> DATASET RECORDS:
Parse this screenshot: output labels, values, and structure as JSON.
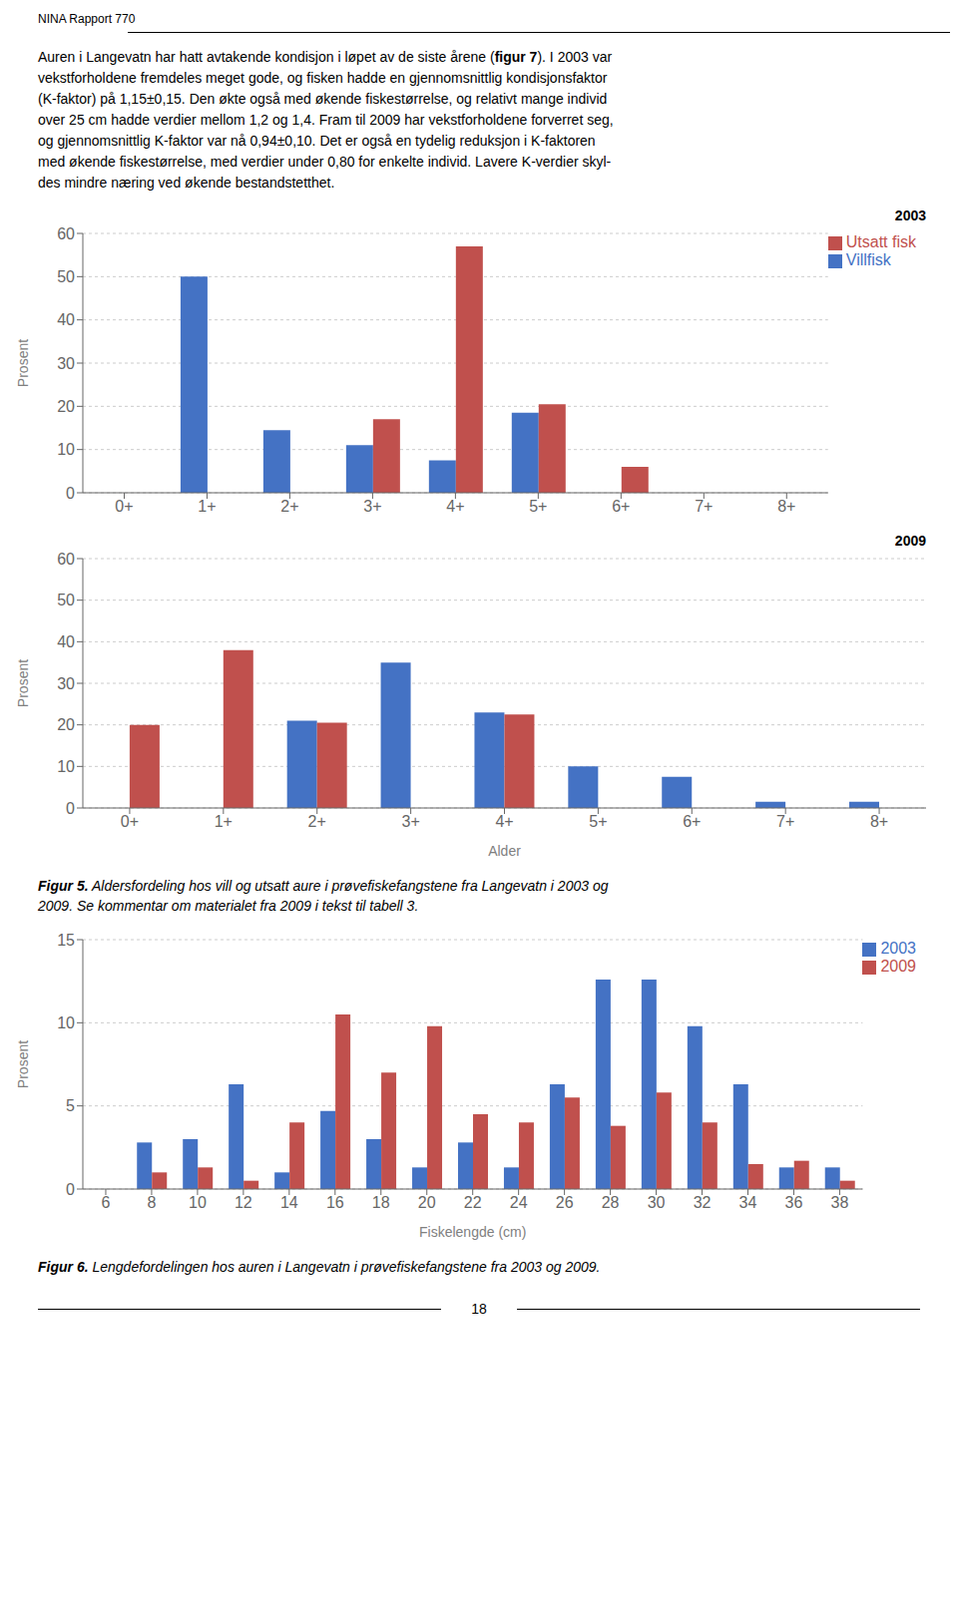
{
  "header_text": "NINA Rapport 770",
  "body_bold": "figur 7",
  "body_lines": [
    "Auren i Langevatn har hatt avtakende kondisjon i løpet av de siste årene (figur 7). I 2003 var",
    "vekstforholdene fremdeles meget gode, og fisken hadde en gjennomsnittlig kondisjonsfaktor",
    "(K-faktor) på 1,15±0,15. Den økte også med økende fiskestørrelse, og relativt mange individ",
    "over 25 cm hadde verdier mellom 1,2 og 1,4. Fram til 2009 har vekstforholdene forverret seg,",
    "og gjennomsnittlig K-faktor var nå 0,94±0,10. Det er også en tydelig reduksjon i K-faktoren",
    "med økende fiskestørrelse, med verdier under 0,80 for enkelte individ. Lavere K-verdier skyl-",
    "des mindre næring ved økende bestandstetthet."
  ],
  "page_number": "18",
  "chart_data": [
    {
      "type": "bar",
      "annotations": [
        "2003"
      ],
      "categories": [
        "0+",
        "1+",
        "2+",
        "3+",
        "4+",
        "5+",
        "6+",
        "7+",
        "8+"
      ],
      "series": [
        {
          "name": "Villfisk",
          "color": "#4472C4",
          "values": [
            0,
            50,
            14.5,
            11,
            7.5,
            18.5,
            0,
            0,
            0
          ]
        },
        {
          "name": "Utsatt fisk",
          "color": "#C0504D",
          "values": [
            0,
            0,
            0,
            17,
            57,
            20.5,
            6,
            0,
            0
          ]
        }
      ],
      "y_label": "Prosent",
      "ylim": [
        0,
        60
      ],
      "yticks": [
        0,
        10,
        20,
        30,
        40,
        50,
        60
      ],
      "grid": true,
      "legend": "upper right"
    },
    {
      "type": "bar",
      "annotations": [
        "2009"
      ],
      "categories": [
        "0+",
        "1+",
        "2+",
        "3+",
        "4+",
        "5+",
        "6+",
        "7+",
        "8+"
      ],
      "series": [
        {
          "color": "#4472C4",
          "values": [
            0,
            0,
            21,
            35,
            23,
            10,
            7.5,
            1.5,
            1.5
          ]
        },
        {
          "color": "#C0504D",
          "values": [
            20,
            38,
            20.5,
            0,
            22.5,
            0,
            0,
            0,
            0
          ]
        }
      ],
      "x_label": "Alder",
      "y_label": "Prosent",
      "ylim": [
        0,
        60
      ],
      "yticks": [
        0,
        10,
        20,
        30,
        40,
        50,
        60
      ],
      "grid": true,
      "caption_bold": "Figur 5.",
      "caption": [
        "Figur 5. Aldersfordeling hos vill og utsatt aure i prøvefiskefangstene fra Langevatn i 2003 og",
        "2009. Se kommentar om materialet fra 2009 i tekst til tabell 3."
      ]
    },
    {
      "type": "bar",
      "categories": [
        6,
        8,
        10,
        12,
        14,
        16,
        18,
        20,
        22,
        24,
        26,
        28,
        30,
        32,
        34,
        36,
        38
      ],
      "series": [
        {
          "name": "2003",
          "color": "#4472C4",
          "values": [
            0,
            2.8,
            3.0,
            6.3,
            1.0,
            4.7,
            3.0,
            1.3,
            2.8,
            1.3,
            6.3,
            12.6,
            12.6,
            9.8,
            6.3,
            1.3,
            1.3
          ]
        },
        {
          "name": "2009",
          "color": "#C0504D",
          "values": [
            0,
            1.0,
            1.3,
            0.5,
            4.0,
            10.5,
            7.0,
            9.8,
            4.5,
            4.0,
            5.5,
            3.8,
            5.8,
            4.0,
            1.5,
            1.7,
            0.5
          ]
        }
      ],
      "x_label": "Fiskelengde (cm)",
      "y_label": "Prosent",
      "ylim": [
        0,
        15
      ],
      "yticks": [
        0,
        5,
        10,
        15
      ],
      "grid": true,
      "legend": "upper right",
      "caption_bold": "Figur 6.",
      "caption": [
        "Figur 6. Lengdefordelingen hos auren i Langevatn i prøvefiskefangstene fra 2003 og 2009."
      ]
    }
  ]
}
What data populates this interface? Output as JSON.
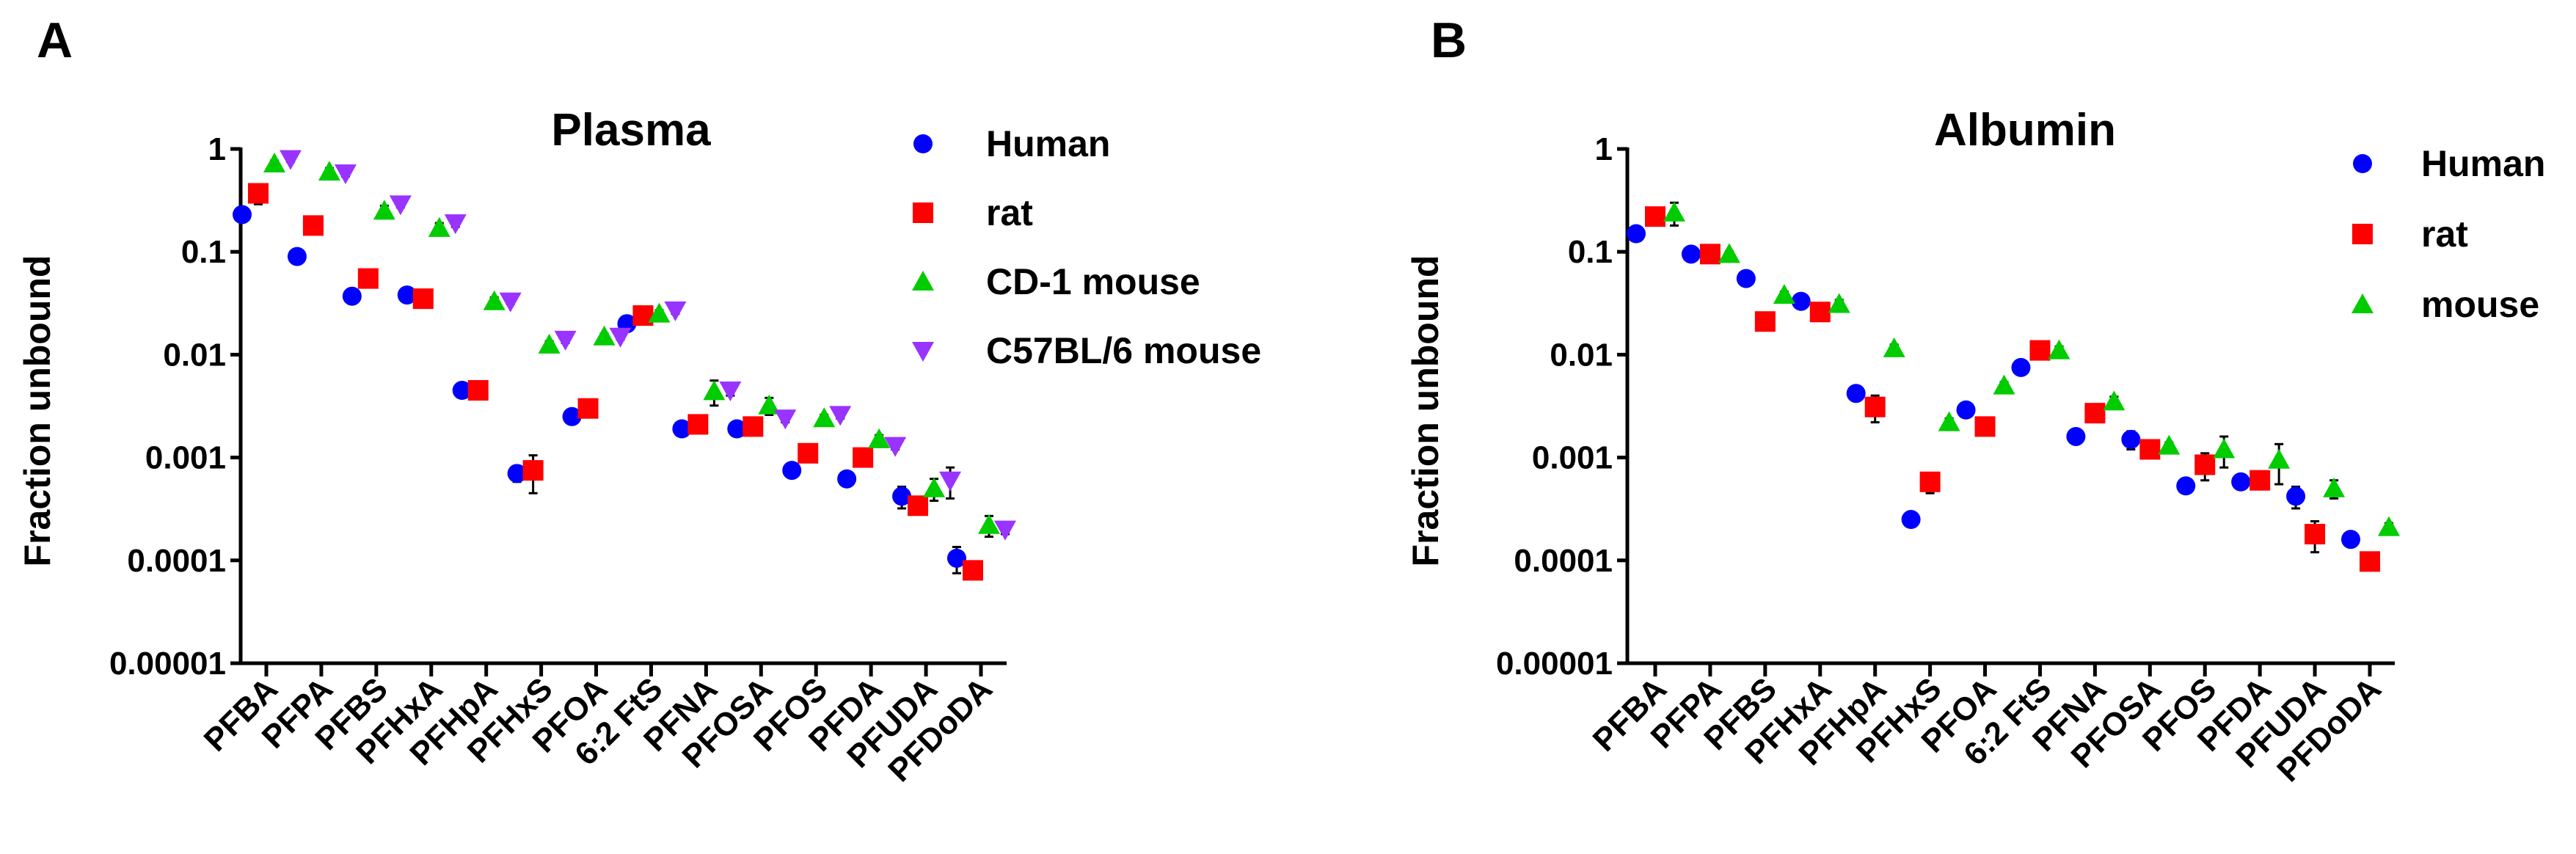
{
  "chart_data": [
    {
      "type": "scatter",
      "panel": "A",
      "title": "Plasma",
      "ylabel": "Fraction unbound",
      "xlabel": "",
      "yscale": "log",
      "ylim": [
        1e-05,
        1
      ],
      "yticks": [
        1,
        0.1,
        0.01,
        0.001,
        0.0001,
        1e-05
      ],
      "ytick_labels": [
        "1",
        "0.1",
        "0.01",
        "0.001",
        "0.0001",
        "0.00001"
      ],
      "categories": [
        "PFBA",
        "PFPA",
        "PFBS",
        "PFHxA",
        "PFHpA",
        "PFHxS",
        "PFOA",
        "6:2 FtS",
        "PFNA",
        "PFOSA",
        "PFOS",
        "PFDA",
        "PFUDA",
        "PFDoDA"
      ],
      "legend_position": "top-right",
      "series": [
        {
          "name": "Human",
          "marker": "circle",
          "color": "#0000ff",
          "values": [
            0.23,
            0.09,
            0.037,
            0.038,
            0.0045,
            0.0007,
            0.0025,
            0.02,
            0.0019,
            0.0019,
            0.00075,
            0.00062,
            0.00042,
            0.000105
          ],
          "err": [
            0.03,
            0.006,
            0.003,
            0.003,
            0.0003,
            0.00012,
            0.0002,
            0.002,
            0.0002,
            0.0002,
            8e-05,
            4e-05,
            0.0001,
            3e-05
          ]
        },
        {
          "name": "rat",
          "marker": "square",
          "color": "#ff0000",
          "values": [
            0.37,
            0.18,
            0.055,
            0.035,
            0.0045,
            0.00075,
            0.003,
            0.024,
            0.0021,
            0.002,
            0.0011,
            0.001,
            0.00034,
            8e-05
          ],
          "err": [
            0.08,
            0.02,
            0.005,
            0.003,
            0.0004,
            0.0003,
            0.0003,
            0.002,
            0.0002,
            0.0002,
            0.0001,
            0.0001,
            4e-05,
            1e-05
          ]
        },
        {
          "name": "CD-1 mouse",
          "marker": "triangle",
          "color": "#00cc00",
          "values": [
            0.72,
            0.6,
            0.25,
            0.17,
            0.033,
            0.0125,
            0.015,
            0.025,
            0.0044,
            0.0032,
            0.0024,
            0.0015,
            0.0005,
            0.00022
          ],
          "err": [
            0.05,
            0.05,
            0.03,
            0.02,
            0.003,
            0.001,
            0.001,
            0.002,
            0.0012,
            0.0006,
            0.0002,
            0.00015,
            0.00012,
            5e-05
          ]
        },
        {
          "name": "C57BL/6 mouse",
          "marker": "triangle-down",
          "color": "#9933ff",
          "values": [
            0.8,
            0.58,
            0.29,
            0.19,
            0.033,
            0.014,
            0.015,
            0.027,
            0.0045,
            0.0024,
            0.0026,
            0.0013,
            0.0006,
            0.0002
          ],
          "err": [
            0.05,
            0.04,
            0.02,
            0.015,
            0.002,
            0.001,
            0.001,
            0.002,
            0.0005,
            0.0002,
            0.0002,
            0.0001,
            0.0002,
            2e-05
          ]
        }
      ]
    },
    {
      "type": "scatter",
      "panel": "B",
      "title": "Albumin",
      "ylabel": "Fraction unbound",
      "xlabel": "",
      "yscale": "log",
      "ylim": [
        1e-05,
        1
      ],
      "yticks": [
        1,
        0.1,
        0.01,
        0.001,
        0.0001,
        1e-05
      ],
      "ytick_labels": [
        "1",
        "0.1",
        "0.01",
        "0.001",
        "0.0001",
        "0.00001"
      ],
      "categories": [
        "PFBA",
        "PFPA",
        "PFBS",
        "PFHxA",
        "PFHpA",
        "PFHxS",
        "PFOA",
        "6:2 FtS",
        "PFNA",
        "PFOSA",
        "PFOS",
        "PFDA",
        "PFUDA",
        "PFDoDA"
      ],
      "legend_position": "top-right",
      "series": [
        {
          "name": "Human",
          "marker": "circle",
          "color": "#0000ff",
          "values": [
            0.15,
            0.095,
            0.055,
            0.033,
            0.0042,
            0.00025,
            0.0029,
            0.0075,
            0.0016,
            0.0015,
            0.00053,
            0.00058,
            0.00042,
            0.00016
          ],
          "err": [
            0.015,
            0.008,
            0.004,
            0.003,
            0.0004,
            2e-05,
            0.0002,
            0.0006,
            0.0001,
            0.0003,
            5e-05,
            5e-05,
            0.0001,
            2e-05
          ]
        },
        {
          "name": "rat",
          "marker": "square",
          "color": "#ff0000",
          "values": [
            0.22,
            0.095,
            0.021,
            0.026,
            0.0031,
            0.00058,
            0.002,
            0.011,
            0.0027,
            0.0012,
            0.00085,
            0.0006,
            0.00018,
            9.75e-05
          ],
          "err": [
            0.02,
            0.008,
            0.002,
            0.003,
            0.0009,
            0.00013,
            0.0002,
            0.001,
            0.0003,
            0.0002,
            0.00025,
            0.0001,
            6e-05,
            1e-05
          ]
        },
        {
          "name": "mouse",
          "marker": "triangle",
          "color": "#00cc00",
          "values": [
            0.24,
            0.095,
            0.038,
            0.031,
            0.0115,
            0.0022,
            0.005,
            0.011,
            0.0035,
            0.0013,
            0.0012,
            0.00095,
            0.0005,
            0.00021
          ],
          "err": [
            0.06,
            0.006,
            0.003,
            0.003,
            0.001,
            0.0002,
            0.0004,
            0.001,
            0.0004,
            0.0001,
            0.0004,
            0.0004,
            0.0001,
            2e-05
          ]
        }
      ]
    }
  ]
}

> EXERCISE OBJECTIVE:
Of the lines above, how many include the word "upper"? Reply with the number only.

> COMPLETE OUTPUT:
2